WHAT TO PRODUCE ▸ Your answer should be one number: the count of lines in the data below that include "title".

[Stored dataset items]
↓↓↓

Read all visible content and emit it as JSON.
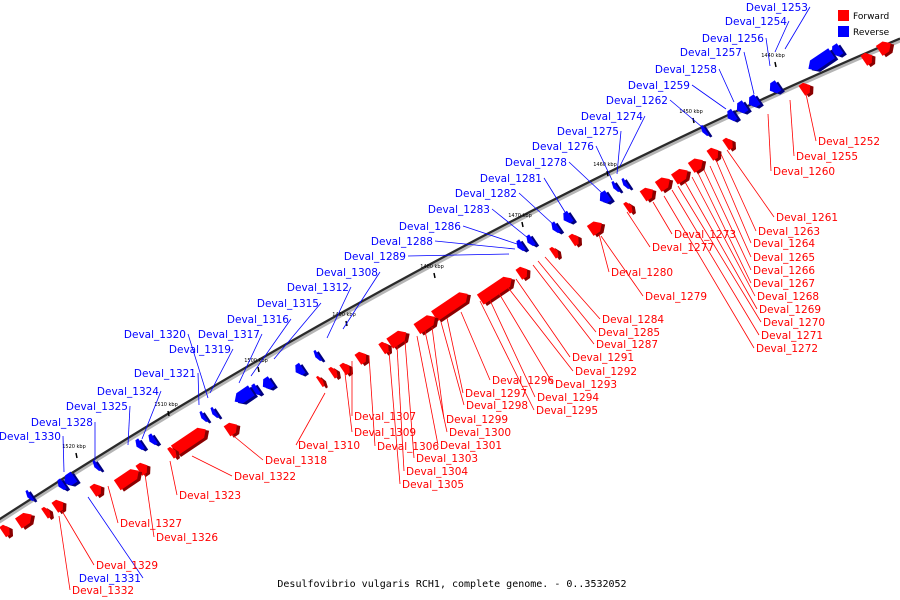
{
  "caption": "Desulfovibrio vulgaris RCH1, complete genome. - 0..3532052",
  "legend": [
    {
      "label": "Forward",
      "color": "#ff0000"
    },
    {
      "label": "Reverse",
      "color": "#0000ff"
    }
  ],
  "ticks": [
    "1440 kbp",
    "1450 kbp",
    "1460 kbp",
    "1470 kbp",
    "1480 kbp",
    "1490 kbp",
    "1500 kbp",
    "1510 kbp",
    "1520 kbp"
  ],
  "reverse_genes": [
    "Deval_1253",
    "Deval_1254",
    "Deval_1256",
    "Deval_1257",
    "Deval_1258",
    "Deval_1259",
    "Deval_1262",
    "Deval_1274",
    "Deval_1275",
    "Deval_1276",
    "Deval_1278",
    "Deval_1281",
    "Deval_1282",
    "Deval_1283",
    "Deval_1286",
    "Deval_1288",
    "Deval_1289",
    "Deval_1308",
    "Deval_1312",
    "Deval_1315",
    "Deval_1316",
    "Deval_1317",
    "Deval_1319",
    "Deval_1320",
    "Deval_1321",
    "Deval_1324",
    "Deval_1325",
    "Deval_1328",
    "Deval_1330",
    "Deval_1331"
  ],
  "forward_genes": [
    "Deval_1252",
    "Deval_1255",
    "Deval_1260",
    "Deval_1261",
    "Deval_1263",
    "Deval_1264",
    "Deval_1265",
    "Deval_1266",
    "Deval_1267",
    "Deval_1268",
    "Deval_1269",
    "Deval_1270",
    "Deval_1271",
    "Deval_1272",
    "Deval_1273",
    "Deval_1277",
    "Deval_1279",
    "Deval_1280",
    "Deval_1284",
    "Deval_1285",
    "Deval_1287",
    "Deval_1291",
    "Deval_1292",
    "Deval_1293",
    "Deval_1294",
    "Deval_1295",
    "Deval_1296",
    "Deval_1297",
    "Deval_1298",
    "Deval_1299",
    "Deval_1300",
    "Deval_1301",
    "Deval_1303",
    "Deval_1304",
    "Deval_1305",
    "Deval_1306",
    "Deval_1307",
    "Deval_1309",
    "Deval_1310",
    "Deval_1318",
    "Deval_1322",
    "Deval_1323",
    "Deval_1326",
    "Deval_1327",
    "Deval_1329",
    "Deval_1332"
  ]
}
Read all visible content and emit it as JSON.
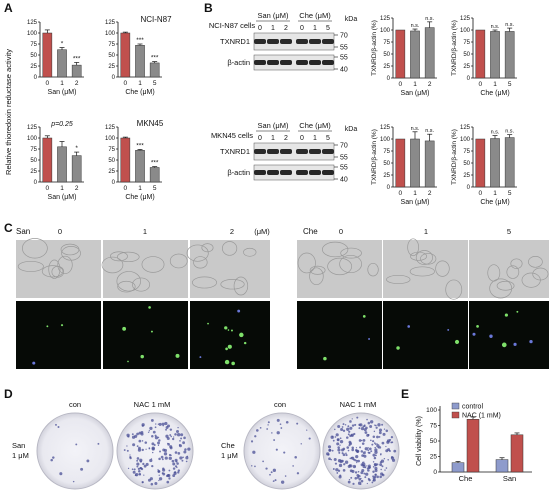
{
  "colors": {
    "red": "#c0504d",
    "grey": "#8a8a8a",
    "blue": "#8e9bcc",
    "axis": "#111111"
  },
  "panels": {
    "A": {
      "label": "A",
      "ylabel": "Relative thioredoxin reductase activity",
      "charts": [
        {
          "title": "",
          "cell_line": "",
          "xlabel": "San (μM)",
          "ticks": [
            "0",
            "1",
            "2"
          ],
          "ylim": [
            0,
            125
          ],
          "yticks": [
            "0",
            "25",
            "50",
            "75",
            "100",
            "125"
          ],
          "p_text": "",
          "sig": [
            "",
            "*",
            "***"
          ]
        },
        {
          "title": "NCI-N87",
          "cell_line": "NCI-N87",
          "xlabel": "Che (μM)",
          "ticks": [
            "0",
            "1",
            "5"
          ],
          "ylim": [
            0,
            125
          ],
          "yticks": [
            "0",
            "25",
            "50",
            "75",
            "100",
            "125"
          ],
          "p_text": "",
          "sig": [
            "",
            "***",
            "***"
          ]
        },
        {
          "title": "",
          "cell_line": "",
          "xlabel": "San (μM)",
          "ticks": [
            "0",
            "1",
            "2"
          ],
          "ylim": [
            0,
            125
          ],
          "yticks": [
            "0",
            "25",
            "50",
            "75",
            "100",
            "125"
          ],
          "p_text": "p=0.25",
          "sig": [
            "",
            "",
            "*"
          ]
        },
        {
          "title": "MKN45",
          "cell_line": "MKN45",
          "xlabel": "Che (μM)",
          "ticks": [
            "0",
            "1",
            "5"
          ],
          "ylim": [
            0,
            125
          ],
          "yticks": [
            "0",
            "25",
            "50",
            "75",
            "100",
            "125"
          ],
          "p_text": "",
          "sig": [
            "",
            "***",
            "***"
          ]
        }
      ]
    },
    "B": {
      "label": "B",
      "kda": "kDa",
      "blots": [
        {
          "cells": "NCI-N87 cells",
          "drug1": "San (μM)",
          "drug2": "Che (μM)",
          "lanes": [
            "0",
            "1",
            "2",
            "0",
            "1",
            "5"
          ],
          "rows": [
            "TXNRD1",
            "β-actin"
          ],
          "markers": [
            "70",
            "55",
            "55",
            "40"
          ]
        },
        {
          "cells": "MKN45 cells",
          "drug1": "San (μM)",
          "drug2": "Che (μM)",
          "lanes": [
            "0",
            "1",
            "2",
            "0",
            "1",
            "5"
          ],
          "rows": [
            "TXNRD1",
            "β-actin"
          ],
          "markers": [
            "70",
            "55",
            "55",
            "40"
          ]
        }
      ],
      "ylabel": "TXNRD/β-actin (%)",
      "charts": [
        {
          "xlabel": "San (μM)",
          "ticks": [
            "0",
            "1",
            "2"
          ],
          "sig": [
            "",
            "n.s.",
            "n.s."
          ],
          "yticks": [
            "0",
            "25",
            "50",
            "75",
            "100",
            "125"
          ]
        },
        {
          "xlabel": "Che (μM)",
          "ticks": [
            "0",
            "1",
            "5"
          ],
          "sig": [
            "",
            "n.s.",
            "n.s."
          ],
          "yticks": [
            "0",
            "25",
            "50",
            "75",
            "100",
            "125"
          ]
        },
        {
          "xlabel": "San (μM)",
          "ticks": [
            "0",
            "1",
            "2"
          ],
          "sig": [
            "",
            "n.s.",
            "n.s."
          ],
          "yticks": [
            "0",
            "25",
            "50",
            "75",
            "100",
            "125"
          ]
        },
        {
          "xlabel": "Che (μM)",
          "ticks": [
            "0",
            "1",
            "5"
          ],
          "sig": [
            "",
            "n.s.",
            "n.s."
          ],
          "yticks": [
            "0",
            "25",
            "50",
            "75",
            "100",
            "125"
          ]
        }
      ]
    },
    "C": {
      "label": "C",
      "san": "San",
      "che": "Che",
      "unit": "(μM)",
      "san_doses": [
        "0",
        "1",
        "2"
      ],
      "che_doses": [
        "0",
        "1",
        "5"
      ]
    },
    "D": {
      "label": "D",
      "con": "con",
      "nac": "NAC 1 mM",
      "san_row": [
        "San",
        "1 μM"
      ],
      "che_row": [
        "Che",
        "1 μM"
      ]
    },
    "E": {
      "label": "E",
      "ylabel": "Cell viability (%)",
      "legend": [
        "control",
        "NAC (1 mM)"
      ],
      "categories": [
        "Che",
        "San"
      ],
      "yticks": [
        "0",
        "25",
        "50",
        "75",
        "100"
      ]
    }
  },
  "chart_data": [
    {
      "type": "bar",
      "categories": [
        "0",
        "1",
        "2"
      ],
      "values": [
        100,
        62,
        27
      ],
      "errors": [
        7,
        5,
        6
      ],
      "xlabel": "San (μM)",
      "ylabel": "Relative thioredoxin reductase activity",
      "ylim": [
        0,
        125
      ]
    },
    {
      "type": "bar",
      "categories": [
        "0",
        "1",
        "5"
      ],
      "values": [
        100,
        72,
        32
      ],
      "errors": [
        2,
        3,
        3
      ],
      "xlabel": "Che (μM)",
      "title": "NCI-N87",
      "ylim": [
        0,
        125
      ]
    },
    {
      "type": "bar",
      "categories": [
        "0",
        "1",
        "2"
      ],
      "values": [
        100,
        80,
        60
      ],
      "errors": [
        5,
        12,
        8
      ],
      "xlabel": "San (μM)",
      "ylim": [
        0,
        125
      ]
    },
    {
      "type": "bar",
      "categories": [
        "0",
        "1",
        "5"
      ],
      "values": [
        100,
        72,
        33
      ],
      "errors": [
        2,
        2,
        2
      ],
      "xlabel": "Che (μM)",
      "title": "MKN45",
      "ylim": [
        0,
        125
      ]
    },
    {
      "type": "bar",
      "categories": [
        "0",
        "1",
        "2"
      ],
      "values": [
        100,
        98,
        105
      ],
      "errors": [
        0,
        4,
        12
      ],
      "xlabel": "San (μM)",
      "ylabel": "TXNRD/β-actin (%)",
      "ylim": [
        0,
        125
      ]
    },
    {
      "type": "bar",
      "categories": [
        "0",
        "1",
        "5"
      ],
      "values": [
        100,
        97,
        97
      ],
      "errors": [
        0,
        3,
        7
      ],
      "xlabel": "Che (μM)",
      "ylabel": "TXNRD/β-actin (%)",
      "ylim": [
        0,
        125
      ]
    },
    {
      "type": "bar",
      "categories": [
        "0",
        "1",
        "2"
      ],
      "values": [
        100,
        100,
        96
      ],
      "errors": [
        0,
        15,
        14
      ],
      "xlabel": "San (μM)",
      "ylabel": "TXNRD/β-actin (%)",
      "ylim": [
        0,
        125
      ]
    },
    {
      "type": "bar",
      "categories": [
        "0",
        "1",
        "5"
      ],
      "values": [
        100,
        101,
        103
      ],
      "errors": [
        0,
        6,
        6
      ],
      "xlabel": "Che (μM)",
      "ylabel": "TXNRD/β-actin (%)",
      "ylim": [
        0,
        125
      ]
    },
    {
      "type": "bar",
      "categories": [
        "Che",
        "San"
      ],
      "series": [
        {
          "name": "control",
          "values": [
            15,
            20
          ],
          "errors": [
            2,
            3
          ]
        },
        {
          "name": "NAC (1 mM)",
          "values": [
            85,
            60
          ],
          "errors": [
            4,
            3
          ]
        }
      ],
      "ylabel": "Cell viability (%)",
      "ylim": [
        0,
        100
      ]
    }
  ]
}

↑↑↑

WRITTEN SOLUTION ▸ 6